### [ARTICLE]
'''
It doesn't compare, on
first read, to the original -- an eternal problem with sequels
is that the characters and setting is known, and the element
of freshness of the first installment is gone. But the art is
phenomenal -- Miller has progressed more than perhaps any mainstream
comic artist save Bill Sienkiewicz. His composition and bizarre,
distorted line and perspective are breathtaking to look at, and
inimitable enough that he hasn't spawned imitators, so seeing
it still feels new. He's more an iconographer than an artist,
and I mean this absolutely as a compliment. Lynn Varley deserves
her name on the cover in big letters, too: her colors and shadings
are tremendous and add an almost Catholic dimension to Miller's
splash pages. His figures dominate the center and draw the eye,
and her colors make them resemble some sort of alternate version
of votive candles with Wonder Woman playing the role of the Virgen
de Guadalupe.
The story, on the other
hand, has flaws. It delivers what the fans want (and sure, I
count myself in that number): Batman is an utter badass. All
the heavy hitters make an appearance. We get a pair of terrific,
menacing villains. There's a bunch of fascinating plot points
(the Atom, his memory and identity destroyed, trapped in a petri
dish; the Flash, forced to run like a hamster in a treadmill
to power the West Coast; the inventive slang of the Batboys).
And there's lots of entertaining black humor (various riffs on
the media, including the hilarious "Super Giant Manga Big
News"; cameos by a thinly veiled George Will and other professional
pundits; the president's cabinet all having corporate sponsorships
instead of names). But still, the story seems a tad disjointed;
characters appear and disappear, with fantastic introductions
but little explicatory background and no follow-up (the faux-Joker;
the Hawkchildren). There's an assumption of geekiness that, while
justified on, say, my part, may not appeal to the casual reader
that's so necessary for the mass-market legitimization of comics,
of which books like this should be the vanguard; assuming an
encylcopedic familiarity with the characters (and the subsequent
oh-cool frisson when they appear) doesn't work with the average
reader. There's a strange continuum of characterization; while
it's nice to see the Question turned into Rorschach -- considering
Rorschach was supposed to be the Question to begin with -- it's
rather disorienting to hear Braniac and the Martian Manhunter
talking like street thugs from the Bronx. And most of all, like
a lot of the current comics avant, it mistakes a fashionable,
quasi-cynical anti-Americanism for political sophistication.
'''
### [GIVEN RECORDS]
'''
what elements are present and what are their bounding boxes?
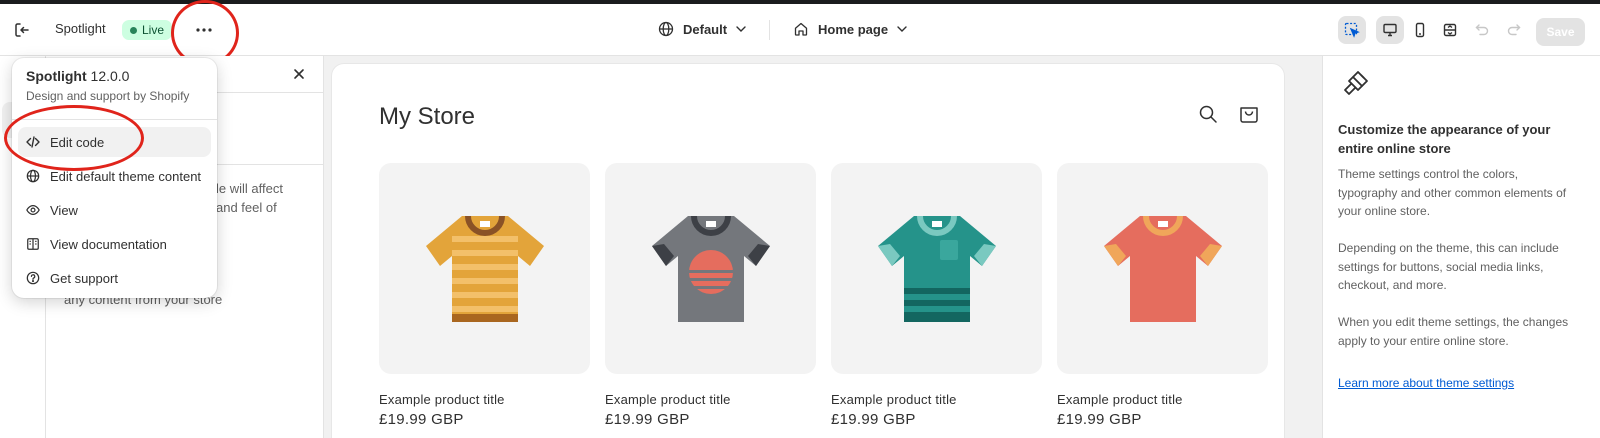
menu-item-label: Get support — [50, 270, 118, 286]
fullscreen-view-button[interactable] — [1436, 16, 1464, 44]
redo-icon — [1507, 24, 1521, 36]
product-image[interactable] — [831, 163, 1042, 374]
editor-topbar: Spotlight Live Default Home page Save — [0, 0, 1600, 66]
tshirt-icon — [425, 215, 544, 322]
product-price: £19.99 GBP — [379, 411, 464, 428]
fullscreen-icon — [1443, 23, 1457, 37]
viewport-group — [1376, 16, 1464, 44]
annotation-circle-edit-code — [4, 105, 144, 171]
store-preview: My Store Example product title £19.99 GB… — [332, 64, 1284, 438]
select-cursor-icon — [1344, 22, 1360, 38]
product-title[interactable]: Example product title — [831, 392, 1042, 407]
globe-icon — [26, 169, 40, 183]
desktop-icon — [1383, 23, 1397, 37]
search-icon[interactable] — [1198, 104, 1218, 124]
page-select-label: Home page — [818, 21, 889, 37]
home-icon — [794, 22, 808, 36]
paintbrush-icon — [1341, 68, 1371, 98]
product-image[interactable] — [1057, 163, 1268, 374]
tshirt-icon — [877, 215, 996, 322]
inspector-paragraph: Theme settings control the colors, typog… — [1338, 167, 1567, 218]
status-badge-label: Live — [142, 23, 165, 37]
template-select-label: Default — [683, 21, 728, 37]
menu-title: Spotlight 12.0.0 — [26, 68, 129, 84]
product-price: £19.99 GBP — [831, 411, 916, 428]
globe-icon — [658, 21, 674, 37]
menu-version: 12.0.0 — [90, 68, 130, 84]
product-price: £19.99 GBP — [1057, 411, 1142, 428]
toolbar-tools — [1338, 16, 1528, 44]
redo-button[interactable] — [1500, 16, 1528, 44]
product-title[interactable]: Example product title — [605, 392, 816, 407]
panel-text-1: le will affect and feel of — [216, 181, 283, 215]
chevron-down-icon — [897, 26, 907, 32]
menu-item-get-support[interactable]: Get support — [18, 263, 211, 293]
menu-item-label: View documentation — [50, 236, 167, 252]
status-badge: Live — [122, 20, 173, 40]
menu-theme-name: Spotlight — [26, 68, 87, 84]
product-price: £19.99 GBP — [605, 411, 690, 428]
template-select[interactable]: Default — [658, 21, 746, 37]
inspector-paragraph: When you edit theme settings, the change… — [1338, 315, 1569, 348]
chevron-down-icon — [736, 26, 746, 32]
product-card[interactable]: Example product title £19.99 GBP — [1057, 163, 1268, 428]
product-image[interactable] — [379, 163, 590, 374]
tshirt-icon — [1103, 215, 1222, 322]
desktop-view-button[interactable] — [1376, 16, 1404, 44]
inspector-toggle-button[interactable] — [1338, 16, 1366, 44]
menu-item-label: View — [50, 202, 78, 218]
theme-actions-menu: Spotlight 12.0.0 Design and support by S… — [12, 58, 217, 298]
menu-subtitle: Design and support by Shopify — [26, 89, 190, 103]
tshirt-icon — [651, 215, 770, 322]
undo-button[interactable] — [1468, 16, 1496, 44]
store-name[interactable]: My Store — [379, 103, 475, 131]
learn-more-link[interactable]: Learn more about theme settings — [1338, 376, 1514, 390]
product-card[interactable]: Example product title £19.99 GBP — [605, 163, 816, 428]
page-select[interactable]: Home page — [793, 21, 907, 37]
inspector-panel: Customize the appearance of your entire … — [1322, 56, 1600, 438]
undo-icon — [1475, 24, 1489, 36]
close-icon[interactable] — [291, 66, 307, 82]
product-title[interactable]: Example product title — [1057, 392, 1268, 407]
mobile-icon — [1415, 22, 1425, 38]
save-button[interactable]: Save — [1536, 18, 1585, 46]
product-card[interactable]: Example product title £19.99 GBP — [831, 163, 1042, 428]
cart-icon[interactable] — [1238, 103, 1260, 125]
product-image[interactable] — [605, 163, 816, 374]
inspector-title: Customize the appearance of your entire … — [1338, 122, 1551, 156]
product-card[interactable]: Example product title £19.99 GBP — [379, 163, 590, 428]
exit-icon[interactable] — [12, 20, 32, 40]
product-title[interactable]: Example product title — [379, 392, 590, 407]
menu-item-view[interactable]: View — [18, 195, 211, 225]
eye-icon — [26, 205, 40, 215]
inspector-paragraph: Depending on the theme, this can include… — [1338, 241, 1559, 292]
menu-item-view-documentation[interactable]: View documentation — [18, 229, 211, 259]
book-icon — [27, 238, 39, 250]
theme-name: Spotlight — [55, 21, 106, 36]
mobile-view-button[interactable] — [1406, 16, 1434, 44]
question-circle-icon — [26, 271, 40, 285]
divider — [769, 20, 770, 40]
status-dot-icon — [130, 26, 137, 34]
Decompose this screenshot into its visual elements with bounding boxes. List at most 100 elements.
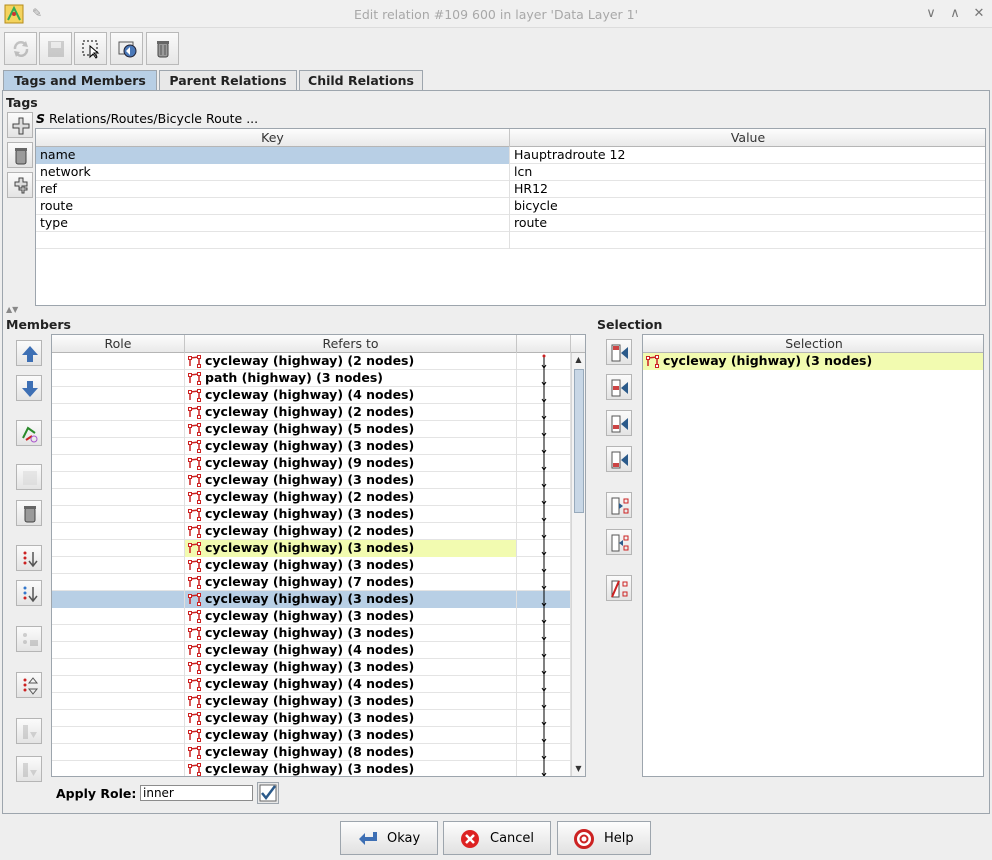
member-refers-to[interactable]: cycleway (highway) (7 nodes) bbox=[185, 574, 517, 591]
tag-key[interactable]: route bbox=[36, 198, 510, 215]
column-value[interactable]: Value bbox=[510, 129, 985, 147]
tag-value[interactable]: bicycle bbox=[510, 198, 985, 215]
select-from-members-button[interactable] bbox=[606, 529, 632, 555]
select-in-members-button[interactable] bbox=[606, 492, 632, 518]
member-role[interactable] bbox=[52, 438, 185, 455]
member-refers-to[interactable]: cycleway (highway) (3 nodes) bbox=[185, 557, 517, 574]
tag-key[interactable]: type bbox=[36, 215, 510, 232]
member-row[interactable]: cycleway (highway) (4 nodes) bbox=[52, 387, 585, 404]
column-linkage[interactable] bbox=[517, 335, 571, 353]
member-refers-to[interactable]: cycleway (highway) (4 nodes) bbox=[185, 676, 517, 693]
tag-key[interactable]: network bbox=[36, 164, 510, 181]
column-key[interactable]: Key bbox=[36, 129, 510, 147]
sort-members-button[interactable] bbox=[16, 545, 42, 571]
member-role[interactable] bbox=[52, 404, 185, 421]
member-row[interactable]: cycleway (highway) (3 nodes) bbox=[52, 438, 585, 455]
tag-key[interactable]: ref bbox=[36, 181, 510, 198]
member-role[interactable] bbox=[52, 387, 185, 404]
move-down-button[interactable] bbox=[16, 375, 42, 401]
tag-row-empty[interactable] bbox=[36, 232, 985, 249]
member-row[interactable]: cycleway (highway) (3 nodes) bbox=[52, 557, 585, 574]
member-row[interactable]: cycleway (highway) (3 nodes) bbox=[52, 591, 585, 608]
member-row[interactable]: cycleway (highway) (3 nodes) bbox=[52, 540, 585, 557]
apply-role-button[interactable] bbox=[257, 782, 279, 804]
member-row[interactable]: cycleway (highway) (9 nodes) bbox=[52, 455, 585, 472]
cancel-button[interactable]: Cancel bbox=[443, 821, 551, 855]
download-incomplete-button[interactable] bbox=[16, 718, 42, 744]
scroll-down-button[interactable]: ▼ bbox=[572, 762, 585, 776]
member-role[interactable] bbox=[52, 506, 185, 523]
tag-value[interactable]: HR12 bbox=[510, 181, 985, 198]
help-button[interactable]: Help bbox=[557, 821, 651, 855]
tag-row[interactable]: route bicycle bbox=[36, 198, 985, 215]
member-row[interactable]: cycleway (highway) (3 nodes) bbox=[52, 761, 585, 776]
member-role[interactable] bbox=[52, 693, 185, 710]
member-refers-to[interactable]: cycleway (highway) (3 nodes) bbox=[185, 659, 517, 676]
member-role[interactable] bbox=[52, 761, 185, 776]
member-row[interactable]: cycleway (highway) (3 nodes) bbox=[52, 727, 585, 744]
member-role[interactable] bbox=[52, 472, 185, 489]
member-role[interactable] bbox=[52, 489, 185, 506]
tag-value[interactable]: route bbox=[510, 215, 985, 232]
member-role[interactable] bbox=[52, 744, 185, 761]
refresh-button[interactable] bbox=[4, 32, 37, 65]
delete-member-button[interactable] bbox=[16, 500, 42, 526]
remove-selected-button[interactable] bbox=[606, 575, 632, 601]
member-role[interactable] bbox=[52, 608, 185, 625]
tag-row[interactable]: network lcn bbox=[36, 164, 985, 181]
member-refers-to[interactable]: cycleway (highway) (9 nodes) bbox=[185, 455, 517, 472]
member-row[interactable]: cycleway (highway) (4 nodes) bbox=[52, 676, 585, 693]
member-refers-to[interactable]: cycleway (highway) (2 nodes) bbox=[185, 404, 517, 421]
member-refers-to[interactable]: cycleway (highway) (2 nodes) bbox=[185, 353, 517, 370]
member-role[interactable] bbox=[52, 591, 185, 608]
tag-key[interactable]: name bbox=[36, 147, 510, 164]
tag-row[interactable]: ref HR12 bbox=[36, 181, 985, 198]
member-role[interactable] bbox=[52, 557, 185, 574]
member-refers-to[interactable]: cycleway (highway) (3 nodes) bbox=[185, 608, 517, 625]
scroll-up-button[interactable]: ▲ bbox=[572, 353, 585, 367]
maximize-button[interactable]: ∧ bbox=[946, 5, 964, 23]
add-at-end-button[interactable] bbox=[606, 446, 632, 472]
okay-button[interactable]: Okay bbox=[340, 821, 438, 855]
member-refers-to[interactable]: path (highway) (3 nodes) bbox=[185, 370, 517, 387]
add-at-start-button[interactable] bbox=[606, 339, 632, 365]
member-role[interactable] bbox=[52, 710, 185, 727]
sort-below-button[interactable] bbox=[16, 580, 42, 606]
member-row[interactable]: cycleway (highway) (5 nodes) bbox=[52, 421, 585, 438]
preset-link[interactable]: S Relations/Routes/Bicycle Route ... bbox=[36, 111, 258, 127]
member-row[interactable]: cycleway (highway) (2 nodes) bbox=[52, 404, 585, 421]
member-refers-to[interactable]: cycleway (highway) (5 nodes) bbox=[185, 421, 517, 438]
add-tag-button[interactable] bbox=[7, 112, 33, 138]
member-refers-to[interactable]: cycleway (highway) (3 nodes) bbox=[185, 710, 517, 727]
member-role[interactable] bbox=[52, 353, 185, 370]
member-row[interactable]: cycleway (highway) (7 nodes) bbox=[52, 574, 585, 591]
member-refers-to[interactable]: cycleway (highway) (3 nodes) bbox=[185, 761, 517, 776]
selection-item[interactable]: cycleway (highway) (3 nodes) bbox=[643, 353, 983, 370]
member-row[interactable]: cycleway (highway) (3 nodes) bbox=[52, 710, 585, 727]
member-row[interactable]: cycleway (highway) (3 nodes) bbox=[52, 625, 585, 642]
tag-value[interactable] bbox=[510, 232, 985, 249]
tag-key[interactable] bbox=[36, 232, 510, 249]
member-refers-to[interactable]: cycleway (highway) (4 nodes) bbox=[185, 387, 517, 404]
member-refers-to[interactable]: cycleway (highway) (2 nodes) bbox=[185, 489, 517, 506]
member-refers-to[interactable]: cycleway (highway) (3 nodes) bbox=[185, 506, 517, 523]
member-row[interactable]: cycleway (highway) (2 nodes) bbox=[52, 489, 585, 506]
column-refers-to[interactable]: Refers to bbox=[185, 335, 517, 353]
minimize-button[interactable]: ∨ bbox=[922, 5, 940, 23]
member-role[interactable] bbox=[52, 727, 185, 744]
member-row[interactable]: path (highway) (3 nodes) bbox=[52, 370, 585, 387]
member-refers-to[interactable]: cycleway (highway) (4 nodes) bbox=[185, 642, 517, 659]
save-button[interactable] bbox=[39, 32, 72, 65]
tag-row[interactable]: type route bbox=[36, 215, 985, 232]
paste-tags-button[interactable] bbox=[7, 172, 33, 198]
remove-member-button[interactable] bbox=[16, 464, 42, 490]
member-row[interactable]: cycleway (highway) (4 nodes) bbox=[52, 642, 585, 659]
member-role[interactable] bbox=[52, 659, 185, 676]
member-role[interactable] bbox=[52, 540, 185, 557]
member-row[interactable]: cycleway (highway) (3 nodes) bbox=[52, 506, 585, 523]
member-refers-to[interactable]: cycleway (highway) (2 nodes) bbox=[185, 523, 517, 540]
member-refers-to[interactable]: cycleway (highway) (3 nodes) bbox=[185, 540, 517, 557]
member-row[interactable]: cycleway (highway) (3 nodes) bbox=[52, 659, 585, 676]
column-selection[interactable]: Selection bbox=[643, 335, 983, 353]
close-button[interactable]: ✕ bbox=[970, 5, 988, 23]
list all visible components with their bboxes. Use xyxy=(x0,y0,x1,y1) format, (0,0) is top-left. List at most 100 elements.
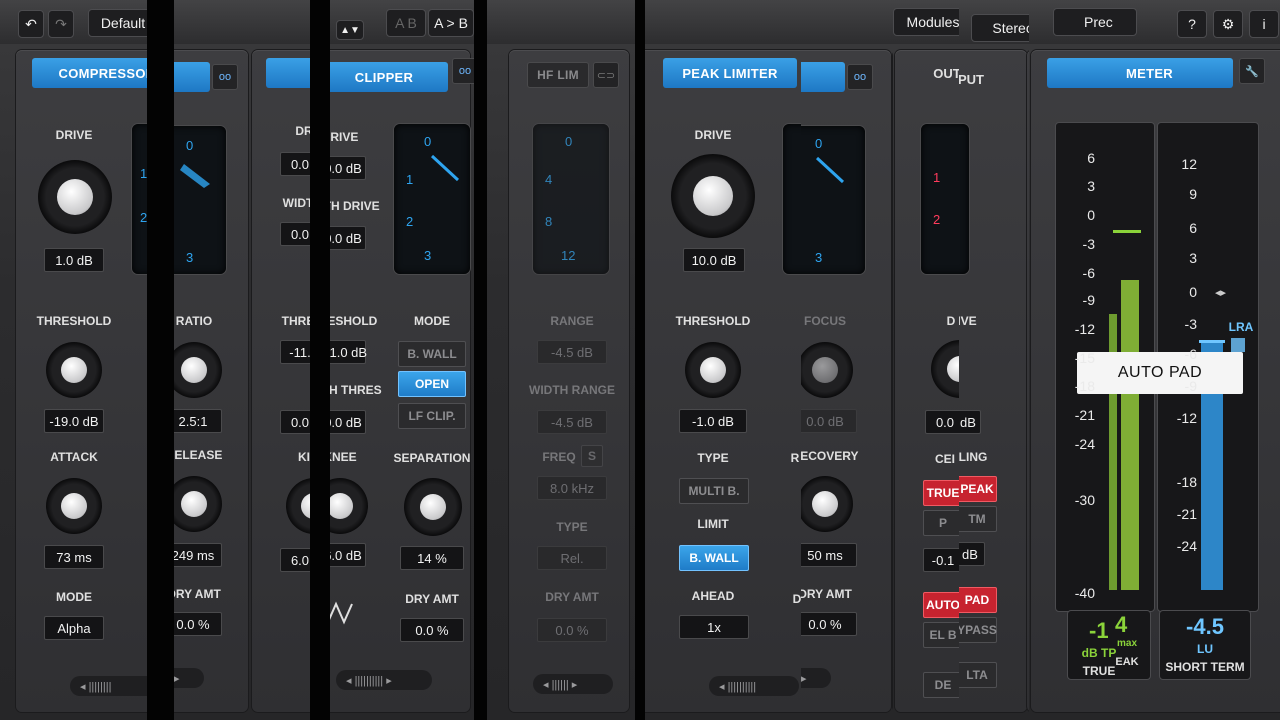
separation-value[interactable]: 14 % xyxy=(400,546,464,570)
'''
### [OBJECTIVES]
1) Summarize the comic review in two sentences.
2) Write out everything in the records from the line containing "member-refers-to[interactable]: cycleway (highway) (7" down to the line containing "676, 517, 693]".

### [OUTPUTS IN ORDER]
1) On first read the sequel doesn't compare to the original, but its art is praised: Miller's distorted line and perspective are called breathtaking, and Lynn Varley's colors are called tremendous. The story delivers what fans want, including menacing villains, fascinating plot points and black humor, yet it is faulted as disjointed, as assuming encyclopedic familiarity with the characters, as uneven in characterization, and as mistaking quasi-cynical anti-Americanism for political sophistication.

2)
member-refers-to[interactable]: cycleway (highway) (7 nodes) bbox=[185, 574, 517, 591]
tag-key[interactable]: route bbox=[36, 198, 510, 215]
column-value[interactable]: Value bbox=[510, 129, 985, 147]
tag-value[interactable]: bicycle bbox=[510, 198, 985, 215]
select-from-members-button[interactable] bbox=[606, 529, 632, 555]
select-in-members-button[interactable] bbox=[606, 492, 632, 518]
member-role[interactable] bbox=[52, 438, 185, 455]
member-refers-to[interactable]: cycleway (highway) (3 nodes) bbox=[185, 557, 517, 574]
tag-key[interactable]: type bbox=[36, 215, 510, 232]
member-row[interactable]: cycleway (highway) (4 nodes) bbox=[52, 387, 585, 404]
column-linkage[interactable] bbox=[517, 335, 571, 353]
member-refers-to[interactable]: cycleway (highway) (4 nodes) bbox=[185, 676, 517, 693]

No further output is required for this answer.